Short task:
Reproduce the records exactly.

Given records:
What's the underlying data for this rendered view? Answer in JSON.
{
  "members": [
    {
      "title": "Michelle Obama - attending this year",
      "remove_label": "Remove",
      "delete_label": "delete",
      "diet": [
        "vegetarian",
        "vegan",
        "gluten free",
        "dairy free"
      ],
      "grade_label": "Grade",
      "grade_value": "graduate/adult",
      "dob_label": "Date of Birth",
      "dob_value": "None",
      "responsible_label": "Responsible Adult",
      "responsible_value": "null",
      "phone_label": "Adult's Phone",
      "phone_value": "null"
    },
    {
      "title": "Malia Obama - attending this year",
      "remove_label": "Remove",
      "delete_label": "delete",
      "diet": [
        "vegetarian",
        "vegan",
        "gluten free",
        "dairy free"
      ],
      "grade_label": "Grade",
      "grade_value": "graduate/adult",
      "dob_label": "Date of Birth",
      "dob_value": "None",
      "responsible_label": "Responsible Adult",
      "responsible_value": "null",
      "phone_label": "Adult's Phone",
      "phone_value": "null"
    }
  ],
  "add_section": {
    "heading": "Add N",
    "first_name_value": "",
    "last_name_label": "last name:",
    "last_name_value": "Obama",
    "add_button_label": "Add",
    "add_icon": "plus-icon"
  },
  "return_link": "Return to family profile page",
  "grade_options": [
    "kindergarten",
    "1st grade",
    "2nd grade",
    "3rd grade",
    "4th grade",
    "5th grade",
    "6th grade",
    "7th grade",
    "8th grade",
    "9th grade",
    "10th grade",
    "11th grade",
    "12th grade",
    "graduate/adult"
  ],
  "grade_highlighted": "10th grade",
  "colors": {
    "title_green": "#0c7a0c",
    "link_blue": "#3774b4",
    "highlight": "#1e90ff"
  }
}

Answer to the task:
What's the underlying data for this rendered view? Answer in JSON.
{
  "members": [
    {
      "title": "Michelle Obama - attending this year",
      "remove_label": "Remove",
      "delete_label": "delete",
      "diet": [
        "vegetarian",
        "vegan",
        "gluten free",
        "dairy free"
      ],
      "grade_label": "Grade",
      "grade_value": "graduate/adult",
      "dob_label": "Date of Birth",
      "dob_value": "None",
      "responsible_label": "Responsible Adult",
      "responsible_value": "null",
      "phone_label": "Adult's Phone",
      "phone_value": "null"
    },
    {
      "title": "Malia Obama - attending this year",
      "remove_label": "Remove",
      "delete_label": "delete",
      "diet": [
        "vegetarian",
        "vegan",
        "gluten free",
        "dairy free"
      ],
      "grade_label": "Grade",
      "grade_value": "graduate/adult",
      "dob_label": "Date of Birth",
      "dob_value": "None",
      "responsible_label": "Responsible Adult",
      "responsible_value": "null",
      "phone_label": "Adult's Phone",
      "phone_value": "null"
    }
  ],
  "add_section": {
    "heading": "Add N",
    "first_name_value": "",
    "last_name_label": "last name:",
    "last_name_value": "Obama",
    "add_button_label": "Add",
    "add_icon": "plus-icon"
  },
  "return_link": "Return to family profile page",
  "grade_options": [
    "kindergarten",
    "1st grade",
    "2nd grade",
    "3rd grade",
    "4th grade",
    "5th grade",
    "6th grade",
    "7th grade",
    "8th grade",
    "9th grade",
    "10th grade",
    "11th grade",
    "12th grade",
    "graduate/adult"
  ],
  "grade_highlighted": "10th grade",
  "colors": {
    "title_green": "#0c7a0c",
    "link_blue": "#3774b4",
    "highlight": "#1e90ff"
  }
}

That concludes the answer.